What is the number of lines in the data holding the word "Variant"? Give that number by itself.
* start Records for the task *
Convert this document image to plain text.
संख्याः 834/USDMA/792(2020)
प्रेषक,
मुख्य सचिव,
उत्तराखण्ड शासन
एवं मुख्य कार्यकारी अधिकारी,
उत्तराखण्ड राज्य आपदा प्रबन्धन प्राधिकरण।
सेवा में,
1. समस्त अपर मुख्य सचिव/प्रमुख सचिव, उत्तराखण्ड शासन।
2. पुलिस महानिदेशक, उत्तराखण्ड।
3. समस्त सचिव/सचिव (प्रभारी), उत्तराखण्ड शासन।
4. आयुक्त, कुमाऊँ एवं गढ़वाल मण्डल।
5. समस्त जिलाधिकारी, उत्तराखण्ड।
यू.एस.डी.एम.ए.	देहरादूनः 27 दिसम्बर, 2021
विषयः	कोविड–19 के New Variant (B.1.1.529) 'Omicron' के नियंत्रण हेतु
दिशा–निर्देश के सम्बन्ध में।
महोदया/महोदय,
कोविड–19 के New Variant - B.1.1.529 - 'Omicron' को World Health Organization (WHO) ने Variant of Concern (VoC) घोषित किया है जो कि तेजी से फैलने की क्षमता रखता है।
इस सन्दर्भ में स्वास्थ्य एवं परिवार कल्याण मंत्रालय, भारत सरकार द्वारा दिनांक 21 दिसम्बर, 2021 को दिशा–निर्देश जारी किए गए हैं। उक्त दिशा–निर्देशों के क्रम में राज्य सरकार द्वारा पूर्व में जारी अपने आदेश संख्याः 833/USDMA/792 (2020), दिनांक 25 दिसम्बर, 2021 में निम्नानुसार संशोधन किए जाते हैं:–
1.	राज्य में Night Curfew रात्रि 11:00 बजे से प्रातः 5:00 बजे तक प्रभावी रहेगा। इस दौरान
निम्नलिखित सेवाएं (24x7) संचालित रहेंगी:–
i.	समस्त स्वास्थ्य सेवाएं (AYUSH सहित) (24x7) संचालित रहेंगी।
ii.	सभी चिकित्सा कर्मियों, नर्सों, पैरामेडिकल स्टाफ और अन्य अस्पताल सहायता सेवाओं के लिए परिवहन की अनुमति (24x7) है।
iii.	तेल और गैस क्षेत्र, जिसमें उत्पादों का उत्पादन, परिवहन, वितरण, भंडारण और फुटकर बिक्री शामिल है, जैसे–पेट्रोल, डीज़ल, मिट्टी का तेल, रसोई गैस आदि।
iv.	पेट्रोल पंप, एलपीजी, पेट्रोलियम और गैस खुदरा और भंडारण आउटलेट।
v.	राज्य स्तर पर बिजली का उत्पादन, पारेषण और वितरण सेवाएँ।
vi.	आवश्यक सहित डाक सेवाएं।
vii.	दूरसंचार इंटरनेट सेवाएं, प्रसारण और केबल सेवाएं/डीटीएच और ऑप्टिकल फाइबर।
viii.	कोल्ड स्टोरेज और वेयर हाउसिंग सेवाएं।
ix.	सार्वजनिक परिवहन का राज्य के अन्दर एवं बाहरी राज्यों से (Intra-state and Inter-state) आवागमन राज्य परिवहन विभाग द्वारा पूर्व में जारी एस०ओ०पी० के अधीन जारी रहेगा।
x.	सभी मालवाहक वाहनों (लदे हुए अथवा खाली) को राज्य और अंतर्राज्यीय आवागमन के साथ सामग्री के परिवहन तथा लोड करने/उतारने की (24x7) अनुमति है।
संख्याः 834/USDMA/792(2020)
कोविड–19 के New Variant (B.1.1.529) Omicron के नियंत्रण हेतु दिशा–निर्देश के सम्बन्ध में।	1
* end Records for the task *
## Solution to this exercise
3